▶ **GIVEN DATA**
***

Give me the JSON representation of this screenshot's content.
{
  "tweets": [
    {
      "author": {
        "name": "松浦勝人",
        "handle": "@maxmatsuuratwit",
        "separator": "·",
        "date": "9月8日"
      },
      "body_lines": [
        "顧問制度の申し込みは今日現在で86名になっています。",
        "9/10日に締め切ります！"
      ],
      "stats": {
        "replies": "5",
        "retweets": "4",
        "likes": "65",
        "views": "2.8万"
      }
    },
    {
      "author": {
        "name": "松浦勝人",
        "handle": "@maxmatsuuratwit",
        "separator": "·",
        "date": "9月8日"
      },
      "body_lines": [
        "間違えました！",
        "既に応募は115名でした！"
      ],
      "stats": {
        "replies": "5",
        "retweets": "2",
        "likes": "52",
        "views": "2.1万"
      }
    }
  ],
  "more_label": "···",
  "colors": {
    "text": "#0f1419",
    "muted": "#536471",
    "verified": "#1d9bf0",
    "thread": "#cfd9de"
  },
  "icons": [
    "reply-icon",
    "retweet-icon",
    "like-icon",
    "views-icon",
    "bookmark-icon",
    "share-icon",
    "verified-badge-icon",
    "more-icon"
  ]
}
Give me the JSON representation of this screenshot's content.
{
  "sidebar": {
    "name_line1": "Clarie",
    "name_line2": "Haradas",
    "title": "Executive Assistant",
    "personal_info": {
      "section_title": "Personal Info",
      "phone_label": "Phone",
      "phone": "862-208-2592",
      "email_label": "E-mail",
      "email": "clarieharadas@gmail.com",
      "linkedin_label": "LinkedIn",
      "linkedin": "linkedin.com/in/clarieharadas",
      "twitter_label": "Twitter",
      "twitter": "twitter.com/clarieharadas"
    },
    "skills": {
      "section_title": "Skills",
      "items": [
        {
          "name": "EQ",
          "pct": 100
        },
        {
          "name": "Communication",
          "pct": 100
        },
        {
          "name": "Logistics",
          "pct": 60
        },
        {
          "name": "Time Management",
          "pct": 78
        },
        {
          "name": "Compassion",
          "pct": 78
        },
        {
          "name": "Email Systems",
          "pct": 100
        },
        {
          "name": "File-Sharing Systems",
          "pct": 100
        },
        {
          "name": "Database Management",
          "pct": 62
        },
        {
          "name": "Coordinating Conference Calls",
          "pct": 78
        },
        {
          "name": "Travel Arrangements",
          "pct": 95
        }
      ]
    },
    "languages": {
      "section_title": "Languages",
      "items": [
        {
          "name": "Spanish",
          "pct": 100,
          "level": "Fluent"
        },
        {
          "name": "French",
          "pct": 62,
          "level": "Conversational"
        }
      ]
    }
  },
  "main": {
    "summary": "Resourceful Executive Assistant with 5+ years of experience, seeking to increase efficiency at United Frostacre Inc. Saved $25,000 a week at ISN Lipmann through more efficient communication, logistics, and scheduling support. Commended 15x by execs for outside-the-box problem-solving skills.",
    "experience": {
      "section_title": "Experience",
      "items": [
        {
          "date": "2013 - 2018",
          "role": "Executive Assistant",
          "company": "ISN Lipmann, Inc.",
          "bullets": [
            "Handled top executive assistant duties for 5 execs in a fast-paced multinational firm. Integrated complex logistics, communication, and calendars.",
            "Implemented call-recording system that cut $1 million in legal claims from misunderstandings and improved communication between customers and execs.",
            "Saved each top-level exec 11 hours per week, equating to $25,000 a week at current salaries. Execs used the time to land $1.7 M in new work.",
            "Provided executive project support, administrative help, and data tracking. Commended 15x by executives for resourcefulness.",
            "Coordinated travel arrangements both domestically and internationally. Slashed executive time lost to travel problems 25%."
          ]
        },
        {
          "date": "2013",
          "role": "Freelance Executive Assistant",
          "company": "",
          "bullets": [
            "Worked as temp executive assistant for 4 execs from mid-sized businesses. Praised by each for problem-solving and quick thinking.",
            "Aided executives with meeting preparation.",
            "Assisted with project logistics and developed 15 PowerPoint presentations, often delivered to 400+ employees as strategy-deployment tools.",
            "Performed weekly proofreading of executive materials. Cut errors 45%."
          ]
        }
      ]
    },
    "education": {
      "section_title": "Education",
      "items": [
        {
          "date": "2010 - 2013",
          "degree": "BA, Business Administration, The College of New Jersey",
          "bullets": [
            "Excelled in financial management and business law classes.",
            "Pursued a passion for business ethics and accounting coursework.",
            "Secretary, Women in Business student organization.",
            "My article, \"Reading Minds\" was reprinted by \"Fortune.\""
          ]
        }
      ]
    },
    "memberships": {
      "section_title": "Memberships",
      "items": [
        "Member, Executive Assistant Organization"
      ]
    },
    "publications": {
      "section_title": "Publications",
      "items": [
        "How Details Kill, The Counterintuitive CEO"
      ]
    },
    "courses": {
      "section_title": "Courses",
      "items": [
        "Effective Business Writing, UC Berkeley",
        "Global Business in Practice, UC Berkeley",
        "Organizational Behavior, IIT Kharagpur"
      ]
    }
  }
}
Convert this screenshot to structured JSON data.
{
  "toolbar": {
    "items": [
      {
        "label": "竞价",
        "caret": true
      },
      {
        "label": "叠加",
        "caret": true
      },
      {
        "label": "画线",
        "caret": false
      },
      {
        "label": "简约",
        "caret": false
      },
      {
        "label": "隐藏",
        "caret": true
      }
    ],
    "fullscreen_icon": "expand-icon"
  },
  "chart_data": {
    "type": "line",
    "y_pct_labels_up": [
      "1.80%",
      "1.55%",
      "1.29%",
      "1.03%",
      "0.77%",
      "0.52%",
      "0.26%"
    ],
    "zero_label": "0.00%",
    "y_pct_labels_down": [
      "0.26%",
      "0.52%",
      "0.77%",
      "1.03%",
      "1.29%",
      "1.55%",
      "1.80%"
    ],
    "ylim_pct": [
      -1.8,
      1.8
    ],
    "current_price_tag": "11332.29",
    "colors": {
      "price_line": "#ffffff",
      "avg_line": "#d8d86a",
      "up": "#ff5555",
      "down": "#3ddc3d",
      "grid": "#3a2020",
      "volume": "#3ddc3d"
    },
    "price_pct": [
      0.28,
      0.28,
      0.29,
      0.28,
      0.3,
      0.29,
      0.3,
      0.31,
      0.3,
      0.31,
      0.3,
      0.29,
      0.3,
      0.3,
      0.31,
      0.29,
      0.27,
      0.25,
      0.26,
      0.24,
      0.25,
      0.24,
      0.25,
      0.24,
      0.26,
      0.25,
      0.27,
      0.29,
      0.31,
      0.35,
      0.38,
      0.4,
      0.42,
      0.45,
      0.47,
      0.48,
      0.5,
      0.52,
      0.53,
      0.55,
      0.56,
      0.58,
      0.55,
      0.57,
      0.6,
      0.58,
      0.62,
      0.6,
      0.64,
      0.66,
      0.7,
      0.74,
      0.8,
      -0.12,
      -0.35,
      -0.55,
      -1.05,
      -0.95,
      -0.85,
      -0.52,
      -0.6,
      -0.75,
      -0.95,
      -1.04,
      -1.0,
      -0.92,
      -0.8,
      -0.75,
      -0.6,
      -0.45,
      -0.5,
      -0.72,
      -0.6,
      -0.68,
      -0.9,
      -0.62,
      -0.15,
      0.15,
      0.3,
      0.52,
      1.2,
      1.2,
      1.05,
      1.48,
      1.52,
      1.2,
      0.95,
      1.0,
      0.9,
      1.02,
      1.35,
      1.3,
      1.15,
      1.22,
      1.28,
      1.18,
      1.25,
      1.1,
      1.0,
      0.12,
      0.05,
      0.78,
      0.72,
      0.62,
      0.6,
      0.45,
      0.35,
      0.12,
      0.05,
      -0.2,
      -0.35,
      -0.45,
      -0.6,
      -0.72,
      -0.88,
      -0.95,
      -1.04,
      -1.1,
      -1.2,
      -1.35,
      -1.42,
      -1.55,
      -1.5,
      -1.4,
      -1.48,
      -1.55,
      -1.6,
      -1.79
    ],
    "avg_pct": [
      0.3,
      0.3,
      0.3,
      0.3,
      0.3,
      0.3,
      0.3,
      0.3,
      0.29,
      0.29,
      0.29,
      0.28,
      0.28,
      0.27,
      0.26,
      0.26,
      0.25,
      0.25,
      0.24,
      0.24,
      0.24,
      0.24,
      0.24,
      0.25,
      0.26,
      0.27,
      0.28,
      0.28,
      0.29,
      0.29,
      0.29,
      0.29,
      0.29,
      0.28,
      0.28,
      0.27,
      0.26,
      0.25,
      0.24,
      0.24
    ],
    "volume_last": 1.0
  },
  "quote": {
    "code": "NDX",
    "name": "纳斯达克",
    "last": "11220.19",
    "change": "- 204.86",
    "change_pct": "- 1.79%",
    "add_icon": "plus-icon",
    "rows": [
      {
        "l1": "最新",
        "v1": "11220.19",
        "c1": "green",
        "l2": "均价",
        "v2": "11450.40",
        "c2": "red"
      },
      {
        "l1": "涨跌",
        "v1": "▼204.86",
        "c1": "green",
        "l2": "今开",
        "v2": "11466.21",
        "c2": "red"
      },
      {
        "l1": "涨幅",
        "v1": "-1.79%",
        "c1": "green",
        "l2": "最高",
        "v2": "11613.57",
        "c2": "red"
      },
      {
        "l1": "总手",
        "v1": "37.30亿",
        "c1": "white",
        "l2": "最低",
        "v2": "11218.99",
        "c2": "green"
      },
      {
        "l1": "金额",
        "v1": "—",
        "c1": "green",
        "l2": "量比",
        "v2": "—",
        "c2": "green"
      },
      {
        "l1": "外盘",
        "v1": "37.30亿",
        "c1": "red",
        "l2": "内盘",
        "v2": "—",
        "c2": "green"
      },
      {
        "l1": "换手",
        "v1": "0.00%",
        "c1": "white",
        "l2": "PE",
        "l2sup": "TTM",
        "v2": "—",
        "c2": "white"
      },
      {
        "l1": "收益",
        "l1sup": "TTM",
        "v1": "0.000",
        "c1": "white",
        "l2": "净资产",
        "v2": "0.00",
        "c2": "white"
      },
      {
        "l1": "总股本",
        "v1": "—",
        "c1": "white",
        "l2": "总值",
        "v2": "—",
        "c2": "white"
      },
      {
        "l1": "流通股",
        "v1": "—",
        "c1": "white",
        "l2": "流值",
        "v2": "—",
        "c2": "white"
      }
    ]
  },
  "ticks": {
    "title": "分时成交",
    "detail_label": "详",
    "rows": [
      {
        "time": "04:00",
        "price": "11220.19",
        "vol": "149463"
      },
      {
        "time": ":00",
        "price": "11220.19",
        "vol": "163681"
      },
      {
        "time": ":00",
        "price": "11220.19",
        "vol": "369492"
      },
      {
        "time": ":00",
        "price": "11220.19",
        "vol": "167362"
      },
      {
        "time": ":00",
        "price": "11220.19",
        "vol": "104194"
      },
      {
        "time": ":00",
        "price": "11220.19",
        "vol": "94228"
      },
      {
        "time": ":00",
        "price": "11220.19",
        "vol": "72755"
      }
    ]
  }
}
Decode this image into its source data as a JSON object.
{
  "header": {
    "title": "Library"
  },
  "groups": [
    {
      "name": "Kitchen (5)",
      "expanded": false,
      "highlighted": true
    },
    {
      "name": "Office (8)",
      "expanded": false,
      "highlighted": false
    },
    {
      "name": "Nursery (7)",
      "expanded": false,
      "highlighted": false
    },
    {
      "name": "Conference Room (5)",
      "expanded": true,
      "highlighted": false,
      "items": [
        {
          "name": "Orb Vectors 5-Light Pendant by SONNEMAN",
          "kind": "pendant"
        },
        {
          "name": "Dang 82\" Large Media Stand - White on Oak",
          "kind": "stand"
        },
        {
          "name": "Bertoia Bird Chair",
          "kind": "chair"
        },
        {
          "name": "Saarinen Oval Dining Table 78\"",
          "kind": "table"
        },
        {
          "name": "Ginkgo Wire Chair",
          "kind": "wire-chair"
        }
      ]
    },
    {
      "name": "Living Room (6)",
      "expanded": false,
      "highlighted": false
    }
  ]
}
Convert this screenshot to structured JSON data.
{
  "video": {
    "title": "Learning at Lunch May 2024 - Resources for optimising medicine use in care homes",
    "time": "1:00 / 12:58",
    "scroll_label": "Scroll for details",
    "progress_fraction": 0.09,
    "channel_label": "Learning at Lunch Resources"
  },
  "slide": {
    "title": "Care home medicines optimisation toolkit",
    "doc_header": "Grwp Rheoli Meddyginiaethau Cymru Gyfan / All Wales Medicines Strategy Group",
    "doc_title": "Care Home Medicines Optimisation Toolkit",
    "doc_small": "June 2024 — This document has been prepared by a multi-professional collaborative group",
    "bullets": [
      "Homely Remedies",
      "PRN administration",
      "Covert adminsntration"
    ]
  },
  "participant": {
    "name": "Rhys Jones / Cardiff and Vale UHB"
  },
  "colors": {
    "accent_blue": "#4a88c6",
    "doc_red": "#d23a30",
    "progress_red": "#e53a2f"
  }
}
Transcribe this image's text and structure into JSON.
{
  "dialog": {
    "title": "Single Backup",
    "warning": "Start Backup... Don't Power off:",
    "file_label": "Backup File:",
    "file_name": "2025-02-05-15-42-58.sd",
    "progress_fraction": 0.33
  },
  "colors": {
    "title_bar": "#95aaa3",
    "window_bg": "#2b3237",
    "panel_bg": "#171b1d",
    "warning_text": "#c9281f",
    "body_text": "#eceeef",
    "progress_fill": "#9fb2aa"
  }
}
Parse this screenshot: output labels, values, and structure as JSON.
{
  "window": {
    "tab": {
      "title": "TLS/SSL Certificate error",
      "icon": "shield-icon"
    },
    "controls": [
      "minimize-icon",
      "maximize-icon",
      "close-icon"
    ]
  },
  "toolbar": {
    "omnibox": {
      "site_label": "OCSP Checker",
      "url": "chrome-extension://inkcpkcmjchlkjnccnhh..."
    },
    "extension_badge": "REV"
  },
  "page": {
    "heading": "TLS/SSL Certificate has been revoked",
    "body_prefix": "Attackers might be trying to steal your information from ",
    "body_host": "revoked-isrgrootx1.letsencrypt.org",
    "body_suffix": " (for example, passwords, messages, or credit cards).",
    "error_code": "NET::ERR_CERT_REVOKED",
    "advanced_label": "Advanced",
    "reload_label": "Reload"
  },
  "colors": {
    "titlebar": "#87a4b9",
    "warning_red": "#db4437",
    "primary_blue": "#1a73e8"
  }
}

***

▶ **DESCRIPTION OF THE TASK**
Copy each line above where the string "clarieharadas" occurs.

▶ **TASK OUTPUT**
      "email": "clarieharadas@gmail.com",
      "linkedin": "linkedin.com/in/clarieharadas",
      "twitter": "twitter.com/clarieharadas"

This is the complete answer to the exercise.